**** Available data ****
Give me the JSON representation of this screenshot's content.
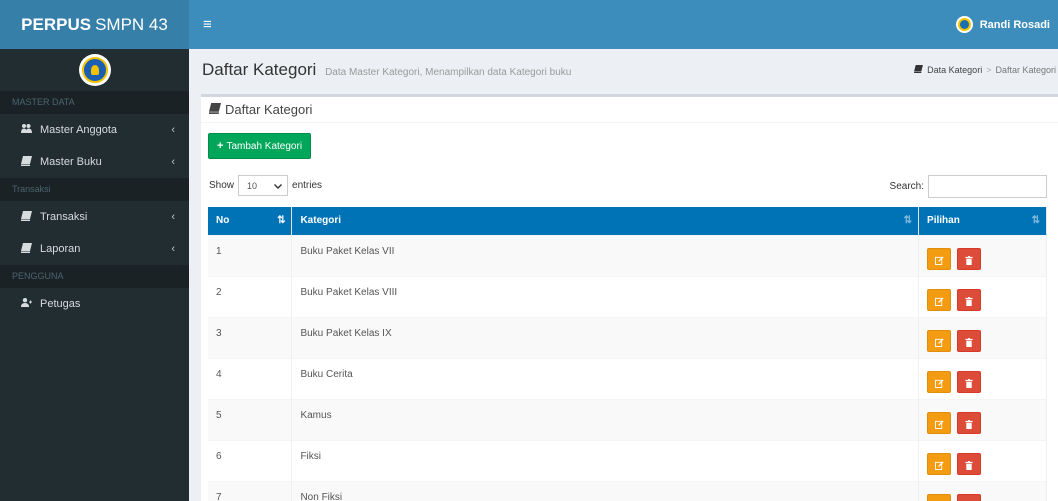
{
  "header": {
    "logo_bold": "PERPUS",
    "logo_rest": "SMPN 43",
    "toggle_icon": "≡",
    "user_name": "Randi Rosadi"
  },
  "sidebar": {
    "sections": [
      {
        "header": "MASTER DATA",
        "items": [
          {
            "label": "Master Anggota",
            "icon": "users-icon",
            "glyph": "👥",
            "chevron": "‹"
          },
          {
            "label": "Master Buku",
            "icon": "book-icon",
            "glyph": "📘",
            "chevron": "‹"
          }
        ]
      },
      {
        "header": "Transaksi",
        "items": [
          {
            "label": "Transaksi",
            "icon": "book-icon",
            "glyph": "📘",
            "chevron": "‹"
          },
          {
            "label": "Laporan",
            "icon": "book-icon",
            "glyph": "📘",
            "chevron": "‹"
          }
        ]
      },
      {
        "header": "PENGGUNA",
        "items": [
          {
            "label": "Petugas",
            "icon": "user-plus-icon",
            "glyph": "👤",
            "chevron": ""
          }
        ]
      }
    ]
  },
  "content_header": {
    "title": "Daftar Kategori",
    "subtitle": "Data Master Kategori, Menampilkan data Kategori buku",
    "breadcrumb": {
      "first": "Data Kategori",
      "separator": ">",
      "current": "Daftar Kategori"
    }
  },
  "box": {
    "title": "Daftar Kategori",
    "add_button": "Tambah Kategori",
    "show_label": "Show",
    "entries_value": "10",
    "entries_label": "entries",
    "search_label": "Search:"
  },
  "table": {
    "columns": [
      "No",
      "Kategori",
      "Pilihan"
    ],
    "rows": [
      {
        "no": "1",
        "kategori": "Buku Paket Kelas VII"
      },
      {
        "no": "2",
        "kategori": "Buku Paket Kelas VIII"
      },
      {
        "no": "3",
        "kategori": "Buku Paket Kelas IX"
      },
      {
        "no": "4",
        "kategori": "Buku Cerita"
      },
      {
        "no": "5",
        "kategori": "Kamus"
      },
      {
        "no": "6",
        "kategori": "Fiksi"
      },
      {
        "no": "7",
        "kategori": "Non Fiksi"
      }
    ]
  },
  "colors": {
    "header": "#3c8dbc",
    "logo_bg": "#367fa9",
    "sidebar": "#222d32",
    "table_header": "#0073b7",
    "success": "#00a65a",
    "warning": "#f39c12",
    "danger": "#dd4b39"
  }
}
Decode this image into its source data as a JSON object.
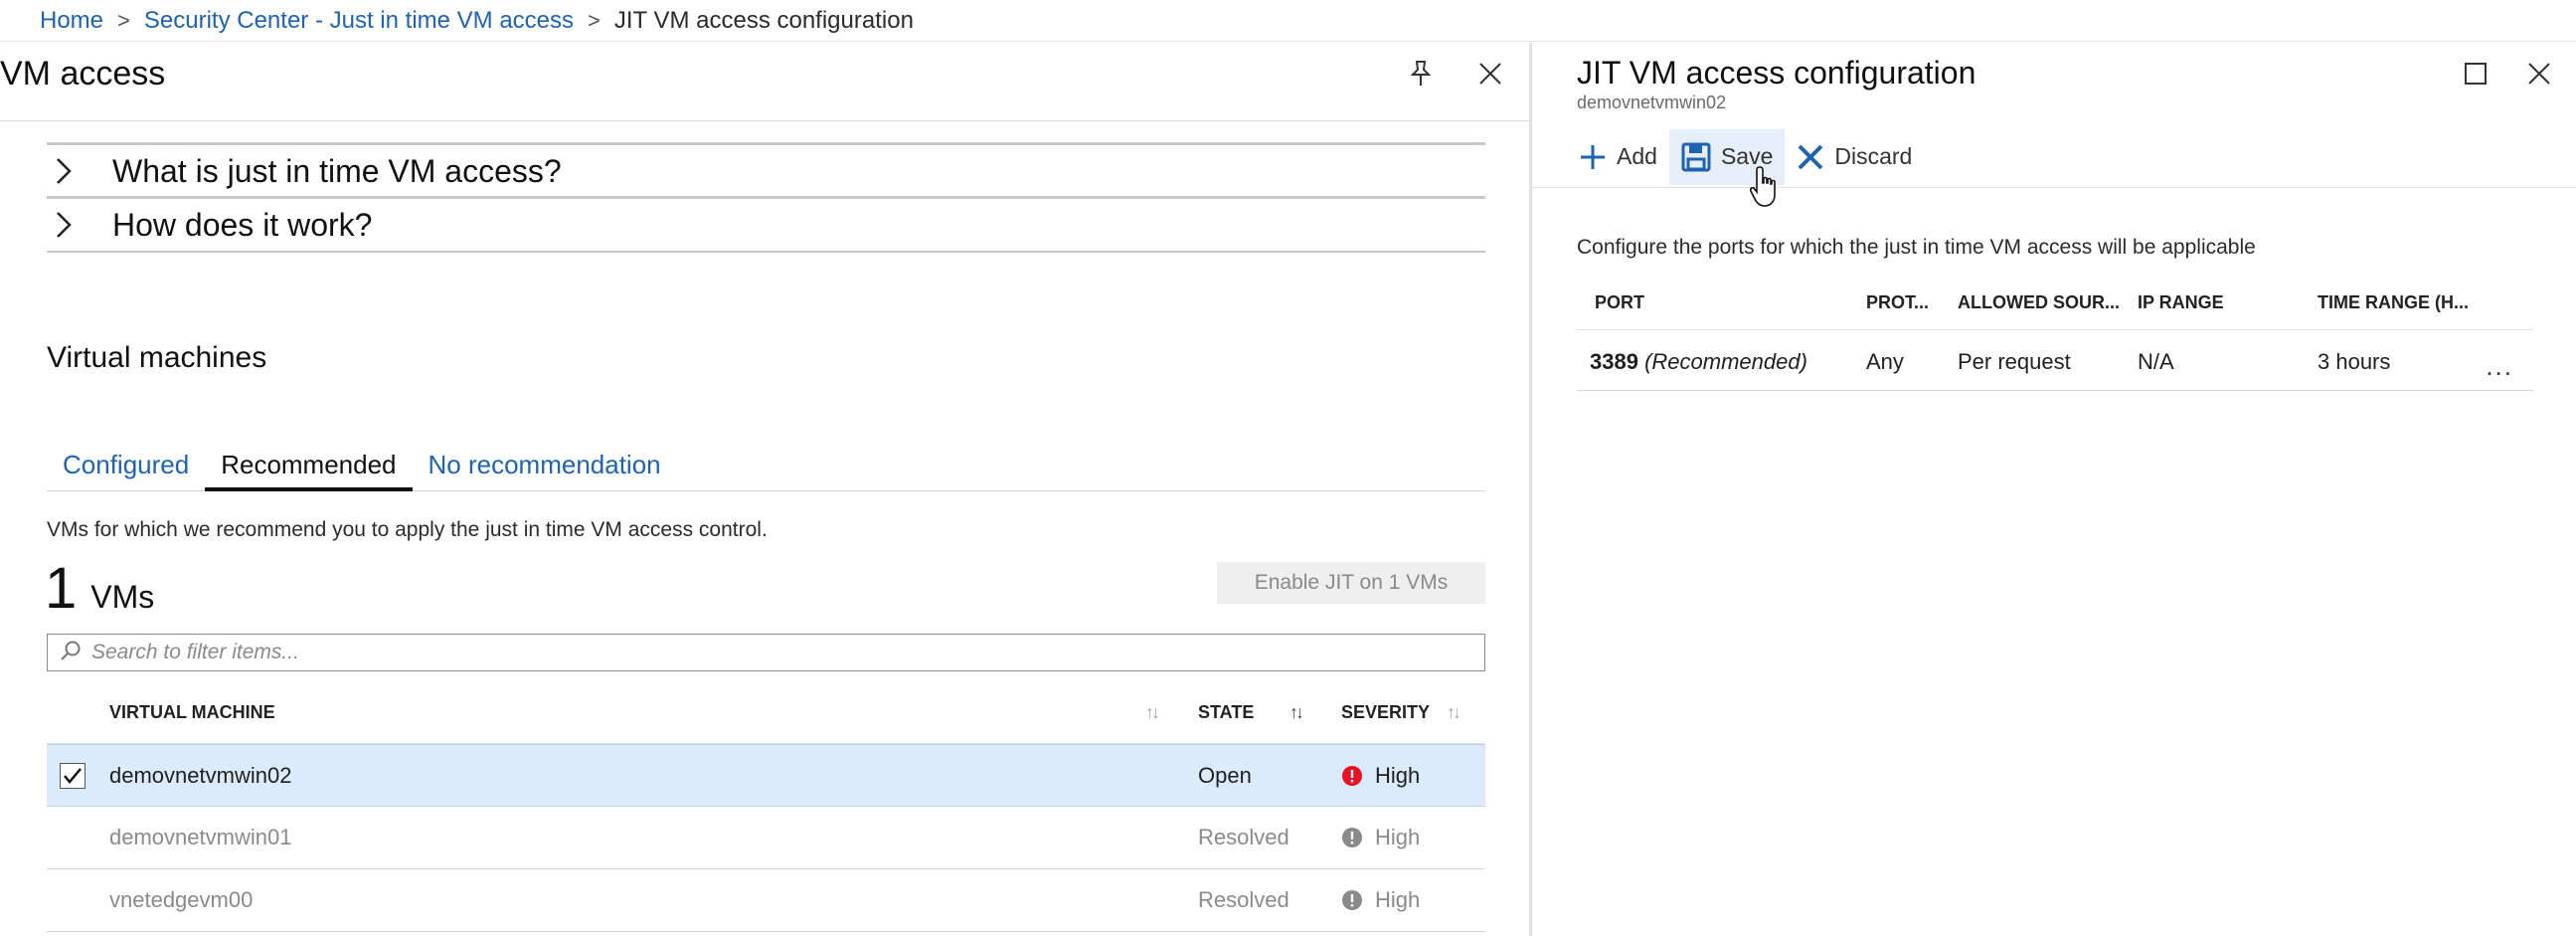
{
  "breadcrumb": {
    "items": [
      "Home",
      "Security Center - Just in time VM access"
    ],
    "current": "JIT VM access configuration"
  },
  "left_blade": {
    "title": "VM access",
    "accordions": [
      "What is just in time VM access?",
      "How does it work?"
    ],
    "section_title": "Virtual machines",
    "tabs": [
      {
        "label": "Configured",
        "active": false
      },
      {
        "label": "Recommended",
        "active": true
      },
      {
        "label": "No recommendation",
        "active": false
      }
    ],
    "description": "VMs for which we recommend you to apply the just in time VM access control.",
    "count": {
      "number": "1",
      "unit": "VMs"
    },
    "enable_button": "Enable JIT on 1 VMs",
    "search_placeholder": "Search to filter items...",
    "columns": {
      "vm": "VIRTUAL MACHINE",
      "state": "STATE",
      "severity": "SEVERITY"
    },
    "rows": [
      {
        "vm": "demovnetvmwin02",
        "state": "Open",
        "severity": "High",
        "selected": true
      },
      {
        "vm": "demovnetvmwin01",
        "state": "Resolved",
        "severity": "High",
        "selected": false
      },
      {
        "vm": "vnetedgevm00",
        "state": "Resolved",
        "severity": "High",
        "selected": false
      }
    ]
  },
  "right_blade": {
    "title": "JIT VM access configuration",
    "subtitle": "demovnetvmwin02",
    "toolbar": {
      "add": "Add",
      "save": "Save",
      "discard": "Discard"
    },
    "description": "Configure the ports for which the just in time VM access will be applicable",
    "columns": {
      "port": "PORT",
      "protocol": "PROT...",
      "allowed_source": "ALLOWED SOUR...",
      "ip_range": "IP RANGE",
      "time_range": "TIME RANGE (H..."
    },
    "port_row": {
      "port": "3389",
      "port_note": "(Recommended)",
      "protocol": "Any",
      "allowed_source": "Per request",
      "ip_range": "N/A",
      "time_range": "3 hours",
      "more": "..."
    }
  },
  "colors": {
    "link": "#1e62b4",
    "selected_row": "#dcebfb",
    "severity_high": "#e81123",
    "severity_resolved": "#8a8a8a",
    "save_icon": "#1e62b4"
  }
}
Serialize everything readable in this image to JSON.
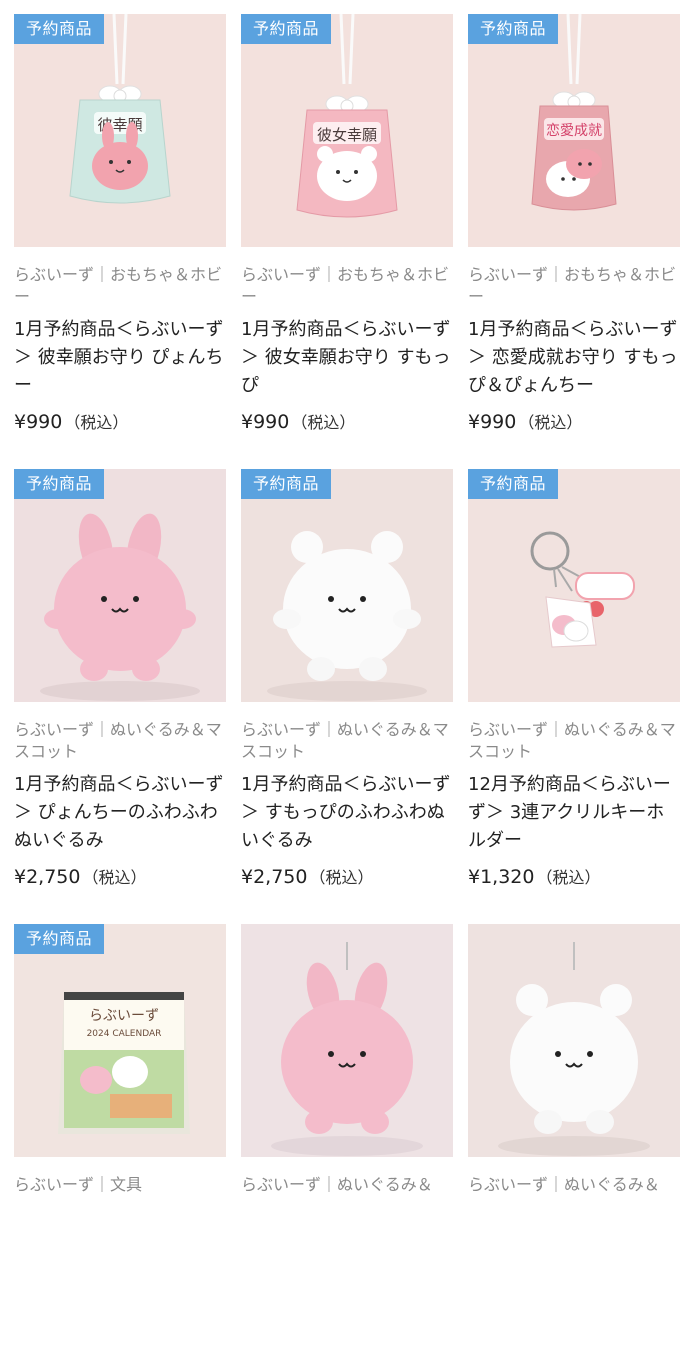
{
  "products": [
    {
      "badge": "予約商品",
      "brand": "らぶいーず",
      "category": "｜おもちゃ＆ホビー",
      "title": "1月予約商品＜らぶいーず＞ 彼幸願お守り ぴょんちー",
      "price": "¥990",
      "tax": "（税込）",
      "image": "omamori-mint-rabbit"
    },
    {
      "badge": "予約商品",
      "brand": "らぶいーず",
      "category": "｜おもちゃ＆ホビー",
      "title": "1月予約商品＜らぶいーず＞ 彼女幸願お守り すもっぴ",
      "price": "¥990",
      "tax": "（税込）",
      "image": "omamori-pink-bear"
    },
    {
      "badge": "予約商品",
      "brand": "らぶいーず",
      "category": "｜おもちゃ＆ホビー",
      "title": "1月予約商品＜らぶいーず＞ 恋愛成就お守り すもっぴ＆ぴょんちー",
      "price": "¥990",
      "tax": "（税込）",
      "image": "omamori-rose-pair"
    },
    {
      "badge": "予約商品",
      "brand": "らぶいーず",
      "category": "｜ぬいぐるみ＆マスコット",
      "title": "1月予約商品＜らぶいーず＞ ぴょんちーのふわふわぬいぐるみ",
      "price": "¥2,750",
      "tax": "（税込）",
      "image": "plush-pink-rabbit"
    },
    {
      "badge": "予約商品",
      "brand": "らぶいーず",
      "category": "｜ぬいぐるみ＆マスコット",
      "title": "1月予約商品＜らぶいーず＞ すもっぴのふわふわぬいぐるみ",
      "price": "¥2,750",
      "tax": "（税込）",
      "image": "plush-white-bear"
    },
    {
      "badge": "予約商品",
      "brand": "らぶいーず",
      "category": "｜ぬいぐるみ＆マスコット",
      "title": "12月予約商品＜らぶいーず＞ 3連アクリルキーホルダー",
      "price": "¥1,320",
      "tax": "（税込）",
      "image": "acrylic-keyholder"
    },
    {
      "badge": "予約商品",
      "brand": "らぶいーず",
      "category": "｜文具",
      "title": "",
      "price": "",
      "tax": "",
      "image": "desk-calendar",
      "calendar_logo": "らぶいーず",
      "calendar_text": "2024 CALENDAR"
    },
    {
      "badge": "",
      "brand": "らぶいーず",
      "category": "｜ぬいぐるみ＆",
      "title": "",
      "price": "",
      "tax": "",
      "image": "mascot-pink-rabbit"
    },
    {
      "badge": "",
      "brand": "らぶいーず",
      "category": "｜ぬいぐるみ＆",
      "title": "",
      "price": "",
      "tax": "",
      "image": "mascot-white-bear"
    }
  ],
  "omamori_labels": [
    "彼幸願",
    "彼女幸願",
    "恋愛成就"
  ],
  "colors": {
    "badge": "#5aa2df",
    "meta_text": "#8a8a8a",
    "background": "#ffffff"
  }
}
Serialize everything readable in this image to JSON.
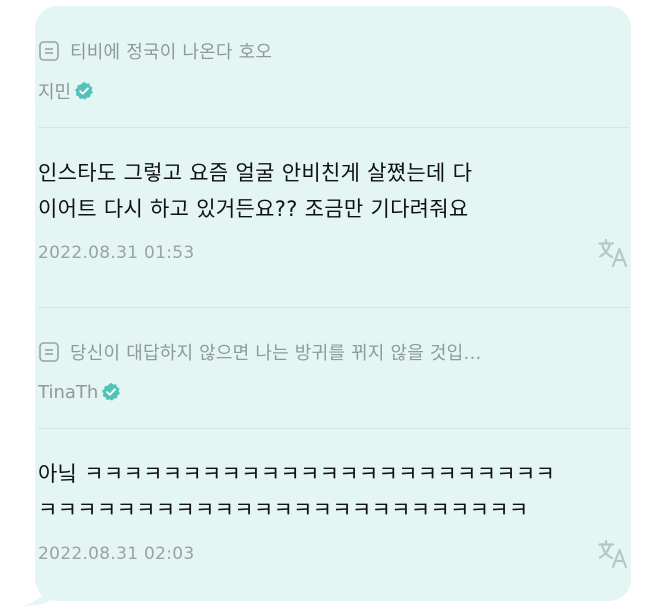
{
  "messages": [
    {
      "quote": "티비에 정국이 나온다 호오",
      "author": "지민",
      "text_lines": [
        "인스타도 그렇고 요즘 얼굴 안비친게 살쪘는데 다",
        "이어트 다시 하고 있거든요?? 조금만 기다려줘요"
      ],
      "timestamp": "2022.08.31 01:53"
    },
    {
      "quote": "당신이 대답하지 않으면 나는 방귀를 뀌지 않을 것입…",
      "author": "TinaTh",
      "text_lines": [
        "아닠 ㅋㅋㅋㅋㅋㅋㅋㅋㅋㅋㅋㅋㅋㅋㅋㅋㅋㅋㅋㅋㅋㅋㅋㅋ",
        "ㅋㅋㅋㅋㅋㅋㅋㅋㅋㅋㅋㅋㅋㅋㅋㅋㅋㅋㅋㅋㅋㅋㅋㅋㅋ"
      ],
      "timestamp": "2022.08.31 02:03"
    }
  ],
  "icons": {
    "quote": "quote-icon",
    "verified": "verified-badge-icon",
    "translate": "translate-icon"
  },
  "colors": {
    "bubble_background": "#e3f6f3",
    "verified_badge": "#4fc3b6",
    "translate_icon": "#b6c8c5"
  }
}
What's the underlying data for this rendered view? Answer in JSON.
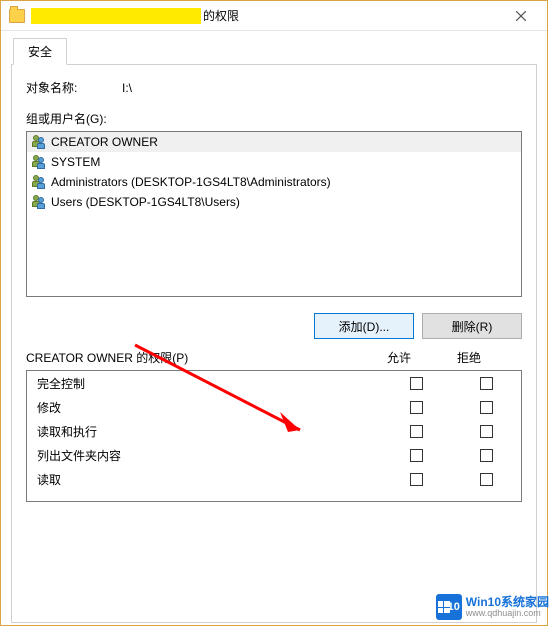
{
  "title_suffix": "的权限",
  "close_icon_name": "close-icon",
  "tab": {
    "security": "安全"
  },
  "object": {
    "label": "对象名称:",
    "value": "I:\\"
  },
  "groups": {
    "label": "组或用户名(G):",
    "items": [
      {
        "name": "CREATOR OWNER"
      },
      {
        "name": "SYSTEM"
      },
      {
        "name": "Administrators (DESKTOP-1GS4LT8\\Administrators)"
      },
      {
        "name": "Users (DESKTOP-1GS4LT8\\Users)"
      }
    ]
  },
  "buttons": {
    "add": "添加(D)...",
    "remove": "删除(R)"
  },
  "perms": {
    "header_label": "CREATOR OWNER 的权限(P)",
    "allow": "允许",
    "deny": "拒绝",
    "rows": [
      "完全控制",
      "修改",
      "读取和执行",
      "列出文件夹内容",
      "读取"
    ]
  },
  "watermark": {
    "line1": "Win10系统家园",
    "line2": "www.qdhuajin.com"
  }
}
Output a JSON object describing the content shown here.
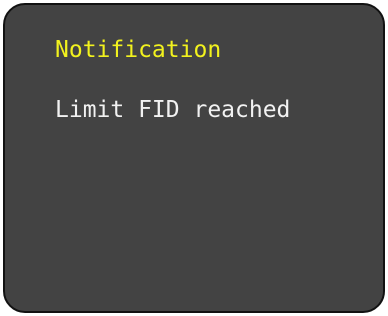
{
  "notification": {
    "title": "Notification",
    "message": "Limit FID reached"
  },
  "colors": {
    "panel_background": "#434343",
    "panel_border": "#121212",
    "title_text": "#f2f21e",
    "message_text": "#f2f2f2"
  }
}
****
### Problem details
Show each line in the entries that holds the string "pink".

### Answer to the exercise
      "image": "omamori-pink-bear"
      "image": "plush-pink-rabbit"
      "image": "mascot-pink-rabbit"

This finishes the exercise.